TASK INSTRUCTIONS
Print the entries in full, word for word, but not the pictures.

(Collected data entries)
==*==
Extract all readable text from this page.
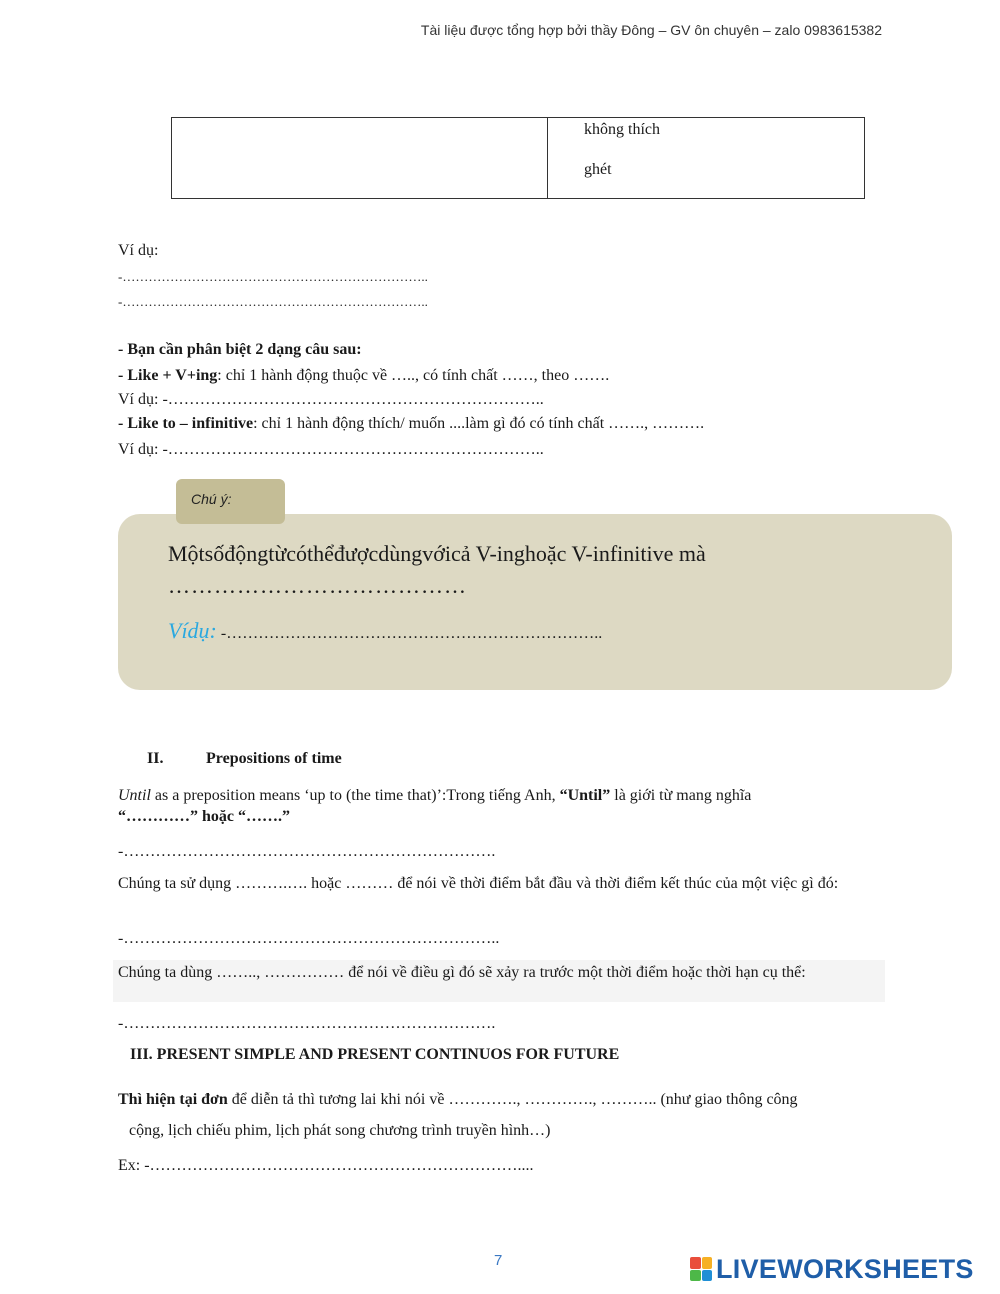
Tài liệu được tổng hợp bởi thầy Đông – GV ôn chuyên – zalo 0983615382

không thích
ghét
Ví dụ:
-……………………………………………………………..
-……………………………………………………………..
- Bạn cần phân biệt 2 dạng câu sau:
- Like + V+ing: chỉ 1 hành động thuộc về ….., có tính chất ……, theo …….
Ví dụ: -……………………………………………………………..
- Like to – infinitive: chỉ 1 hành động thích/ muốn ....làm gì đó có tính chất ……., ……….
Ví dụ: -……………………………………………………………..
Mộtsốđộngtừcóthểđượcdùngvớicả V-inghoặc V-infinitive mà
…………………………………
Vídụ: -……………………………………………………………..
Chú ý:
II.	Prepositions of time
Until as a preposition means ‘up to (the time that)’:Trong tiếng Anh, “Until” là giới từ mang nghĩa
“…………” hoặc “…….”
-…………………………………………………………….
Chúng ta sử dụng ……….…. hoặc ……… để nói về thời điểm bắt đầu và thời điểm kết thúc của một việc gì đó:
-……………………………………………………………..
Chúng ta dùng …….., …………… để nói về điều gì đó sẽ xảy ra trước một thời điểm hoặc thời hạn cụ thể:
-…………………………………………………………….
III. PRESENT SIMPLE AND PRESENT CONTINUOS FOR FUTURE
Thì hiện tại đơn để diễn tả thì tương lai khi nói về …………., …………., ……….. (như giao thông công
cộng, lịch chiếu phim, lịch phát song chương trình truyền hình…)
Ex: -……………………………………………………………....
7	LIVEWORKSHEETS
==*==
TASK SOLUTION
Extract all readable text from this page.
Tài liệu được tổng hợp bởi thầy Đông – GV ôn chuyên – zalo 0983615382

không thích
ghét
Ví dụ:
-……………………………………………………………..
-……………………………………………………………..
- Bạn cần phân biệt 2 dạng câu sau:
- Like + V+ing: chỉ 1 hành động thuộc về ….., có tính chất ……, theo …….
Ví dụ: -……………………………………………………………..
- Like to – infinitive: chỉ 1 hành động thích/ muốn ....làm gì đó có tính chất ……., ……….
Ví dụ: -……………………………………………………………..
Mộtsốđộngtừcóthểđượcdùngvớicả V-inghoặc V-infinitive mà
…………………………………
Vídụ: -……………………………………………………………..
Chú ý:
II.	Prepositions of time
Until as a preposition means ‘up to (the time that)’:Trong tiếng Anh, “Until” là giới từ mang nghĩa
“…………” hoặc “…….”
-…………………………………………………………….
Chúng ta sử dụng ……….…. hoặc ……… để nói về thời điểm bắt đầu và thời điểm kết thúc của một việc gì đó:
-……………………………………………………………..
Chúng ta dùng …….., …………… để nói về điều gì đó sẽ xảy ra trước một thời điểm hoặc thời hạn cụ thể:
-…………………………………………………………….
III. PRESENT SIMPLE AND PRESENT CONTINUOS FOR FUTURE
Thì hiện tại đơn để diễn tả thì tương lai khi nói về …………., …………., ……….. (như giao thông công
cộng, lịch chiếu phim, lịch phát song chương trình truyền hình…)
Ex: -……………………………………………………………....
7	LIVEWORKSHEETS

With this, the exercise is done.